→ **GIVEN PASSAGE**:
A “green economy” gives the impression of an economy that is environmentally-friendly, sensitive to the need to conserve natural resources, minimise pollution and emissions that damage the environment in the production process, and produces products and services the existence and consumption of which do not harm the environment.
 
The difficult questions are whether the attainment of such an economy constrains other aspects (including economic growth of poor countries, social development such as poverty eradication and job creation); how to identify and deal with the trade-offs; what are the appropriate combinations between these aspects and at different stages of development as well as stages in the state of the environment;  what is the role of the state and regulation; and what is the appropriate way to address the market and private sector; how to build an economy that is more environmentally-friendly; and how to handle the transition from the present to the greener economy?
 
The Green Economy issue being discussed here must also be context specific, or specific to the framework in which it is being discussed.  This context is the Rio Plus 20 conference, which is a follow up to Rio 1992.  The green economy is thus not an academic idea for free brainstorming.  It must be derived from and rooted in the spirit, objectives, principles and operationalising of UNCED 1992, and especially the Rio Principles and Agenda 21.  This should be supplemented by the Rio Plus 10 conference.

→ **TASK TO CARRY OUT**:
Proceed with the passage on the green economy and the Rio Plus 20 conference, starting after its final sentence.

Layout element entries:
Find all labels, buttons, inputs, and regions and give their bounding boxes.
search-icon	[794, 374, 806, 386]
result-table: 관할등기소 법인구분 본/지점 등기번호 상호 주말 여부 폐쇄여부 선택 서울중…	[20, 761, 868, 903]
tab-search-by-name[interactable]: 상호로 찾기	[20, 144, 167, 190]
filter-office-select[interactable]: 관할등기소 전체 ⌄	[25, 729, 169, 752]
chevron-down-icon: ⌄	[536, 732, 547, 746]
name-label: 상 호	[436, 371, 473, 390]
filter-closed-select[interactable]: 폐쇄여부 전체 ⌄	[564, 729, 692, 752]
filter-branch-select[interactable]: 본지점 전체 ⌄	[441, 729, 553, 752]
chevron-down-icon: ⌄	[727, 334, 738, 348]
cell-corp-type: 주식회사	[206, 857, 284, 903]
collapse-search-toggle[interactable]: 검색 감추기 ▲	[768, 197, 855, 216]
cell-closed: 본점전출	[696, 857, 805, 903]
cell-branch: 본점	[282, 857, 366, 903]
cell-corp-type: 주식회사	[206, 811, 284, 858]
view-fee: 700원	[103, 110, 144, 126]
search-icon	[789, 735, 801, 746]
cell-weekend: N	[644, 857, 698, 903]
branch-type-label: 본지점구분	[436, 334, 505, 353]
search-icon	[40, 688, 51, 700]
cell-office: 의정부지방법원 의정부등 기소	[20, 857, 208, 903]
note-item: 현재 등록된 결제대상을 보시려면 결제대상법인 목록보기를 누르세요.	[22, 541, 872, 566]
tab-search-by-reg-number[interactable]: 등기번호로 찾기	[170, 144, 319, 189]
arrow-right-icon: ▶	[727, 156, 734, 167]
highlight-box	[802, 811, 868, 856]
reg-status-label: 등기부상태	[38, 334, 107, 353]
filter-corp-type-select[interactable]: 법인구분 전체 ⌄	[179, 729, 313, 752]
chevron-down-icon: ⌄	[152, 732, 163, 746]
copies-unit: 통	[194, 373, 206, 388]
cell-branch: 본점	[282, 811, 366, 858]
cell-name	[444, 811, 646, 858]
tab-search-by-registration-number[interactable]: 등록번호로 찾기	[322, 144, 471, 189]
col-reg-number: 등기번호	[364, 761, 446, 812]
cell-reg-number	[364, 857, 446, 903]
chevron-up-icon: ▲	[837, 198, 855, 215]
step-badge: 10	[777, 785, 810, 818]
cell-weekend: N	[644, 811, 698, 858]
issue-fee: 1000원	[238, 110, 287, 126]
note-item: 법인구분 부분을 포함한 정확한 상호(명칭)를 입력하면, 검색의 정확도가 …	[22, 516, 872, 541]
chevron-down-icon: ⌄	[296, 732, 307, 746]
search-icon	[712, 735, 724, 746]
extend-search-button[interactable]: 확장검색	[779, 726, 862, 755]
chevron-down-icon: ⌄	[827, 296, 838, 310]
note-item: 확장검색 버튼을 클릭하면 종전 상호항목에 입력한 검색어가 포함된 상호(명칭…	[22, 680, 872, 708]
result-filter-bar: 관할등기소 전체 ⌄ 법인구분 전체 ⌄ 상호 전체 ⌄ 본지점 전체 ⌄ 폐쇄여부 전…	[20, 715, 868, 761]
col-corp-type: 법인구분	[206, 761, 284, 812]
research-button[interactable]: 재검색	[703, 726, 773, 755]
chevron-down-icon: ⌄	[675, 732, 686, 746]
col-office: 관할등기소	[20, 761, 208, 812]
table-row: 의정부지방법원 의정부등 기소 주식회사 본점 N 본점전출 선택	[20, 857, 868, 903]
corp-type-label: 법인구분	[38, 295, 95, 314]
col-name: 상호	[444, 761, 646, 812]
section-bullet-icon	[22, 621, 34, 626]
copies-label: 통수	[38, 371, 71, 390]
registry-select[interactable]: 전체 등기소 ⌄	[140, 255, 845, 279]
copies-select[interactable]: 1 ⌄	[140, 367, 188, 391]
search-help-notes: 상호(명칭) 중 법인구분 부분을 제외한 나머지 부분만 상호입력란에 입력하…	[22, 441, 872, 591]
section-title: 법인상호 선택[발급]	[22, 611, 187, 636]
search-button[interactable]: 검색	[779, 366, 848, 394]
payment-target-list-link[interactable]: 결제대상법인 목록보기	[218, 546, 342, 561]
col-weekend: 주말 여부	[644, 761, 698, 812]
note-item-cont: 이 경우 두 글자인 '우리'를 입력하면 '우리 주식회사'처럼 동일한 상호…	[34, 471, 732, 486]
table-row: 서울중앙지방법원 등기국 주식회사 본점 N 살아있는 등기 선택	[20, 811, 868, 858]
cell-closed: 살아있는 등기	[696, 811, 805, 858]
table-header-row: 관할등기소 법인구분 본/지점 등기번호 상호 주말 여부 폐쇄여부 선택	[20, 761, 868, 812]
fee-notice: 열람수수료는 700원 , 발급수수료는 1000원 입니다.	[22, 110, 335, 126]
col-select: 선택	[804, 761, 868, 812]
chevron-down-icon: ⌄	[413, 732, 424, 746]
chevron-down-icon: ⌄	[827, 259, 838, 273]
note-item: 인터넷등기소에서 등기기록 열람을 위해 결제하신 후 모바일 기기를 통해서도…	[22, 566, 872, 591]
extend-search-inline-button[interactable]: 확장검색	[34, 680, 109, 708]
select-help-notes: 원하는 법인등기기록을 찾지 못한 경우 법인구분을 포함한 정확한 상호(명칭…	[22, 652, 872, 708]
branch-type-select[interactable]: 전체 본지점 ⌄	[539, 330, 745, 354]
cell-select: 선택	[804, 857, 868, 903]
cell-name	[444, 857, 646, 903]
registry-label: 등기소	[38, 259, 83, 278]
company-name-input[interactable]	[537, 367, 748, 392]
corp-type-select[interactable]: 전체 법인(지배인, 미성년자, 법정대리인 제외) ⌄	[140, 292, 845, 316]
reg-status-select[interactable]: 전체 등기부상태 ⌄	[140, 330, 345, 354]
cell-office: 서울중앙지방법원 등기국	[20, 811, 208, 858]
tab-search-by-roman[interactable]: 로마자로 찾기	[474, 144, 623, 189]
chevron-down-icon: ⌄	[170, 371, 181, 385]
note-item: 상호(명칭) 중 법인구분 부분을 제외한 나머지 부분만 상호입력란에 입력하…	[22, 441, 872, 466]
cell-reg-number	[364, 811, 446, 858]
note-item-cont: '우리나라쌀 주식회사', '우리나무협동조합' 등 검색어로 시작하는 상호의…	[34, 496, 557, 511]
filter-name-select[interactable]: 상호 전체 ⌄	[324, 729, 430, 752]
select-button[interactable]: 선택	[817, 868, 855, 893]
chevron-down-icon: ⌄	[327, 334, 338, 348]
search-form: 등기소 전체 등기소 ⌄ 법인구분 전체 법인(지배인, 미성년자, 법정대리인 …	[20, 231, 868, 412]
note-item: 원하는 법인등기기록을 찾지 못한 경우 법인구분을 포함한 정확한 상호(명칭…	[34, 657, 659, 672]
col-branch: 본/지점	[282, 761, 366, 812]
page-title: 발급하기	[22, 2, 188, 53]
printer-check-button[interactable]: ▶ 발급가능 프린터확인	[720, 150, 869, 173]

→ **THE RESULT**:
 
The main framework of UNCED 1992, its related agreements (UNFCCC, CBD, etc) and its follow-up processes is to place the environment together with development in a single context.  This is a unique achievement which has to be preserved and advanced, and not detracted from or diverted from.  The UNCED framework recognised and built in some of the key complexities:
 
·                     It recognised the environmental crisis and the need for deep reform of production and consumption patterns.  It recognised the sustainability principle, that present production should not compromise meeting the needs of the future.  It recognised the precautionary principle.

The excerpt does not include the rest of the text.